YOUR OBJECTIVE: From the entries below, copy every line holding the word "What".

DATA FOR ANALYSIS:
*** Block opens ***

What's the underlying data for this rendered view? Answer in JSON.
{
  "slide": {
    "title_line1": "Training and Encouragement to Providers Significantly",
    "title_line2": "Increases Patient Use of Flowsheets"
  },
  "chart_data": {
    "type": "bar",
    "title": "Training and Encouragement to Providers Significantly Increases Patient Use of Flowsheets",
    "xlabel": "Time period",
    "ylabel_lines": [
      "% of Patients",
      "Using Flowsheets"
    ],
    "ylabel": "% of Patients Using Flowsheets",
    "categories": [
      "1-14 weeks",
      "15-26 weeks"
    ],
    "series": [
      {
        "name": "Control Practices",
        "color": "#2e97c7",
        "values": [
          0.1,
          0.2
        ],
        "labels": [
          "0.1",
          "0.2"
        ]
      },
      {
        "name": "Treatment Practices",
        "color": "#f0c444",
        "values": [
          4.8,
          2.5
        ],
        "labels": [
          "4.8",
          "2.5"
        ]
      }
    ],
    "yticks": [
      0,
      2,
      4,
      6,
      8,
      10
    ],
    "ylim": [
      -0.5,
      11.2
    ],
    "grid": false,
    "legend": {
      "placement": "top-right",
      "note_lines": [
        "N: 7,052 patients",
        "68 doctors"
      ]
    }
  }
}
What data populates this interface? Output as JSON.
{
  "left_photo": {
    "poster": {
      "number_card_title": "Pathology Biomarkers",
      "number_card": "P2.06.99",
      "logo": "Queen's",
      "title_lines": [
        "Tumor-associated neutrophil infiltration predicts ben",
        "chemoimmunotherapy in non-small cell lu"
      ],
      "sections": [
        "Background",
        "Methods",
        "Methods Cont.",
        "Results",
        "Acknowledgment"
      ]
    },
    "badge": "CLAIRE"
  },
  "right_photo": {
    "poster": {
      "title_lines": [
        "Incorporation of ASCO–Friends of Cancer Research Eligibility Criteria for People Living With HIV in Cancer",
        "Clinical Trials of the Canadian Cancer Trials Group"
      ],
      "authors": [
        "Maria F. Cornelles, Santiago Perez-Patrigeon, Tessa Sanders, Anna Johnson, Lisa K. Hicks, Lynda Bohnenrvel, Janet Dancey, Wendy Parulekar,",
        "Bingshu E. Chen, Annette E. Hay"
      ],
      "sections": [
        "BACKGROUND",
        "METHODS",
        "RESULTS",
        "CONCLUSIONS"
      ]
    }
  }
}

*** Block closes ***

RESPONSE FOR THIS EXERCISE:
What's the underlying data for this rendered view? Answer in JSON.
What data populates this interface? Output as JSON.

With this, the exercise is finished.